_YOUR GOAL_
Find each line with the string "تكون" and copy it.

_RECORDED INFORMATION_
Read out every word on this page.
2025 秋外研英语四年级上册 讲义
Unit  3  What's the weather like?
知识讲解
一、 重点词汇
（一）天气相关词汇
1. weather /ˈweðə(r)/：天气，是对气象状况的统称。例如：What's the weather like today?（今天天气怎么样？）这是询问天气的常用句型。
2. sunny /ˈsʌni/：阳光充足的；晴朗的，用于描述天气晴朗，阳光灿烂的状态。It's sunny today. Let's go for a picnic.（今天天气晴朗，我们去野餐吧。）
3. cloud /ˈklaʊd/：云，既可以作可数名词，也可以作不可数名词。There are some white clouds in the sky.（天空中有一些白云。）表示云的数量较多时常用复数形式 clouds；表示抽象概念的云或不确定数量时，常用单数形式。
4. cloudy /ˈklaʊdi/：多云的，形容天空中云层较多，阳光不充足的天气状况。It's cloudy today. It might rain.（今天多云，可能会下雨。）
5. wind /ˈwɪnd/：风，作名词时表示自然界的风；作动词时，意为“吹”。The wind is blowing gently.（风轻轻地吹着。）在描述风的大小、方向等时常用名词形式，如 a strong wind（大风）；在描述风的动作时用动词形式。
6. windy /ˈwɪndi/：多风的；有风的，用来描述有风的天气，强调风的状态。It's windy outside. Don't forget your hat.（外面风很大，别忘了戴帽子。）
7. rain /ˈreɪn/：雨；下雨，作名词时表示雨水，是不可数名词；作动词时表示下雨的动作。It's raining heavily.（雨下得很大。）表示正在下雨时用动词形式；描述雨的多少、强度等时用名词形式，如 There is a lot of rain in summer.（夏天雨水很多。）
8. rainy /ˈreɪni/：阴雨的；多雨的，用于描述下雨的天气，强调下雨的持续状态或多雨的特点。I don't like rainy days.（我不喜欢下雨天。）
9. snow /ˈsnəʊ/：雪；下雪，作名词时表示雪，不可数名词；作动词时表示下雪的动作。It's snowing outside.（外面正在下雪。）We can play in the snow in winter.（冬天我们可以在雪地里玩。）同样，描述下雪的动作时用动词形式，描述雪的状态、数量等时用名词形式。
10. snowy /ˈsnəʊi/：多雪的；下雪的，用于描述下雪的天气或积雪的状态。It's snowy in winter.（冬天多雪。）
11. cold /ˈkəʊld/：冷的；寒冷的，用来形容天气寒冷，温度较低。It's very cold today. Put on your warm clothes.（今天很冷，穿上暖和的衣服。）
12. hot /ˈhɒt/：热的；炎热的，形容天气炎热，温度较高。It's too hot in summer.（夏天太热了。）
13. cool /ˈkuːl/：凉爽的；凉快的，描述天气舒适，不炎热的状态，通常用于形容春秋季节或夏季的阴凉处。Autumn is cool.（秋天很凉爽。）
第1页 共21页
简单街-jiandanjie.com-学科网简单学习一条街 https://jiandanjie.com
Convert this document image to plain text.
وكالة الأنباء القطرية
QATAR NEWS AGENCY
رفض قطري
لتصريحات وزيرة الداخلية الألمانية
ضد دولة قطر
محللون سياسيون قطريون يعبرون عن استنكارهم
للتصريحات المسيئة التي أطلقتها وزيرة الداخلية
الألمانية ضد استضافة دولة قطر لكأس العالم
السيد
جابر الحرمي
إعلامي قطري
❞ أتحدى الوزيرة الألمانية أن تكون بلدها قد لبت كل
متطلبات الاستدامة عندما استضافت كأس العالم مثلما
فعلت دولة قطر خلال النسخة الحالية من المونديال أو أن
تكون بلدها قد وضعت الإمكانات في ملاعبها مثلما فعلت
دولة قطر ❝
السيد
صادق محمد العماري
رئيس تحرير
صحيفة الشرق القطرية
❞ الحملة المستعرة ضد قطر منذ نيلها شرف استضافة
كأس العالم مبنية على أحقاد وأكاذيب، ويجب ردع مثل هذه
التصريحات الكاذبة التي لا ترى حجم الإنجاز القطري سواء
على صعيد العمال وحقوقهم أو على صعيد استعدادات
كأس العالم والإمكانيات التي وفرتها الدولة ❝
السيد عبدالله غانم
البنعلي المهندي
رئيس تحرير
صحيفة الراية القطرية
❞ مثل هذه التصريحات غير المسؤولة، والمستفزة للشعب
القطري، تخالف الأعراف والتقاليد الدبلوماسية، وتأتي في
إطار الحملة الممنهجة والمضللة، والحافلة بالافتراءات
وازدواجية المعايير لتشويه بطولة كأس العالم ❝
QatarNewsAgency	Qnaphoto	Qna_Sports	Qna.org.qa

_CORRECT OUTPUT_
❞ أتحدى الوزيرة الألمانية أن تكون بلدها قد لبت كل
تكون بلدها قد وضعت الإمكانات في ملاعبها مثلما فعلت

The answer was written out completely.